ACTIVITY: Going line by line through the records below, count those with the word "under" and give only the count.

┌──

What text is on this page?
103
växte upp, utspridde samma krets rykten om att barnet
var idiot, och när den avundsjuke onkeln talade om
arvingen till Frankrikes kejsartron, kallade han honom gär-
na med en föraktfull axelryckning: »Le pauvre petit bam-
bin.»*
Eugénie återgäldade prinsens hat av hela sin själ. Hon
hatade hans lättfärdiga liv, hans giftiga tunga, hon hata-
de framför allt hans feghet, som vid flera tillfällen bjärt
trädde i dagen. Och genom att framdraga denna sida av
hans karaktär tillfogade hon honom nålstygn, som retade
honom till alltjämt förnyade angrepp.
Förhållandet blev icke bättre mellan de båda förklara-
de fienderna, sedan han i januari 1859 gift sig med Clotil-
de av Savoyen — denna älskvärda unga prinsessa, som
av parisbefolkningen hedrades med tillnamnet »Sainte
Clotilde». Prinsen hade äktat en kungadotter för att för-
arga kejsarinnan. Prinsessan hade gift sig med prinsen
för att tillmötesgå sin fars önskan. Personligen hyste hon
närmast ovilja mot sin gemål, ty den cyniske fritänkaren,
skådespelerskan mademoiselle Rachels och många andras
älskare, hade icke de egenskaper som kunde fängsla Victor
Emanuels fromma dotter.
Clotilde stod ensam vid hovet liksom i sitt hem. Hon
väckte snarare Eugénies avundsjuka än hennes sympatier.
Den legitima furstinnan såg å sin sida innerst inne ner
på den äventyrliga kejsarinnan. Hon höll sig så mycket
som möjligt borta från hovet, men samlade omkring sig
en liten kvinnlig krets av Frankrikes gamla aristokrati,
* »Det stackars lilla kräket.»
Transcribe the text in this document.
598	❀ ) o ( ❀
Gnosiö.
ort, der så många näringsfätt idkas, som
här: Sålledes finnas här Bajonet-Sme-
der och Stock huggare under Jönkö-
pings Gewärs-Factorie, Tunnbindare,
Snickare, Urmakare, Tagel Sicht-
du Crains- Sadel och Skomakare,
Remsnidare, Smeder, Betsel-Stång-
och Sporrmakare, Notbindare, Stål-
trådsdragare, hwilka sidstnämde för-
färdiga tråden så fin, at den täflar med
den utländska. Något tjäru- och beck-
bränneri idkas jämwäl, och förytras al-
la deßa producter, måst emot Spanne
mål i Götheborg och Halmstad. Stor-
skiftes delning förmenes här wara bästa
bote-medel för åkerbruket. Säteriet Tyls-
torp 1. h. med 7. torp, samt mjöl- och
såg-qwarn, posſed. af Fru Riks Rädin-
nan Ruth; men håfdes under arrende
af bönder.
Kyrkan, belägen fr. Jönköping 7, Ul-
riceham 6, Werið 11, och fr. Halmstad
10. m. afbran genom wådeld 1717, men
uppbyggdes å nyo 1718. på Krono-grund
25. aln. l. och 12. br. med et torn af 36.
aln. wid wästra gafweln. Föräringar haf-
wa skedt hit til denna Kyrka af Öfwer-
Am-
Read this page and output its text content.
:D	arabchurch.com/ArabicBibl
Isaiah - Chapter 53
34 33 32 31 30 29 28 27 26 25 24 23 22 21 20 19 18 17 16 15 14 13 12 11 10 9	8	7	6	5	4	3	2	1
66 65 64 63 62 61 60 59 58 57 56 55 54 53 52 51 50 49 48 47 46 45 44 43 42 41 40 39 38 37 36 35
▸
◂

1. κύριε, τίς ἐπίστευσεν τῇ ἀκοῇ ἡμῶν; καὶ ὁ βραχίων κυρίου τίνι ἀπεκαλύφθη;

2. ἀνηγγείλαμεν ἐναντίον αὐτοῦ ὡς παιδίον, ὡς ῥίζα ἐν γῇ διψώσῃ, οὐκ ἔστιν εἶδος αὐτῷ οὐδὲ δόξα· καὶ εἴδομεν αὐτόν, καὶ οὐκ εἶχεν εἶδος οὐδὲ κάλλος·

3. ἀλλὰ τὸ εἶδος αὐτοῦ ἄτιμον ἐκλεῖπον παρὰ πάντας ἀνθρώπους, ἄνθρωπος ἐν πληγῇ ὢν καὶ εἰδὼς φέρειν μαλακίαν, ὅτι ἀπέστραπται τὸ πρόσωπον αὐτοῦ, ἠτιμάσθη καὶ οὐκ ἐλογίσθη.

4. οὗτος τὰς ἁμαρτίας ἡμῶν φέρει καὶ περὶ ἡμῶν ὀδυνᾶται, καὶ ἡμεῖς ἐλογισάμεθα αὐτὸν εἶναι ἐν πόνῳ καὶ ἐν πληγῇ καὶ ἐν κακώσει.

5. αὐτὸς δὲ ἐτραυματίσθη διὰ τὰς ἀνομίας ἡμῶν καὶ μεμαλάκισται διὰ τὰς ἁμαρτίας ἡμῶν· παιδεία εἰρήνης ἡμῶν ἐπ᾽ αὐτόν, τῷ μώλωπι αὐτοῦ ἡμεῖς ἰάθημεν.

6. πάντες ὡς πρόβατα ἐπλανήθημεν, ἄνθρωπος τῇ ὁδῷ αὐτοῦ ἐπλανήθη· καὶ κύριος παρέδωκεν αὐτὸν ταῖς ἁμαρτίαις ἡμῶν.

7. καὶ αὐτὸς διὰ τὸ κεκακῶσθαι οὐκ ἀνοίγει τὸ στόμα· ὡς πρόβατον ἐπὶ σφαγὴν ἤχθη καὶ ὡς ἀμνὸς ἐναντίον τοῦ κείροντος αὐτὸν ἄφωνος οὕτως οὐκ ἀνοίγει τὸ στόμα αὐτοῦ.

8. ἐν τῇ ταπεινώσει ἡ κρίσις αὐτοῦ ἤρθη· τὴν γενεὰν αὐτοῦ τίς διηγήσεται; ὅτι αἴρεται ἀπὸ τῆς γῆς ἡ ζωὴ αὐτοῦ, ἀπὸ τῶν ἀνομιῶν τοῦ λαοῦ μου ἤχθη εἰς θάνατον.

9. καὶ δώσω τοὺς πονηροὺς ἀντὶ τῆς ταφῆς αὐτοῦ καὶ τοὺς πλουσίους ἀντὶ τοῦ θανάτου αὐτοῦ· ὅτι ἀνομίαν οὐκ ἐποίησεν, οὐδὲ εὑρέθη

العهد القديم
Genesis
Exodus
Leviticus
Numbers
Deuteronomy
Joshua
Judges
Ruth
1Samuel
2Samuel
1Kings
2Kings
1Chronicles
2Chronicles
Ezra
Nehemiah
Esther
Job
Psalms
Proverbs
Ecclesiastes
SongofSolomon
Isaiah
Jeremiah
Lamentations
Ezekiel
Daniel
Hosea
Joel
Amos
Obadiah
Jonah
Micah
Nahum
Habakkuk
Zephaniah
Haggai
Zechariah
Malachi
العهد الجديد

└──

ANSWER FOR THE TASK: 2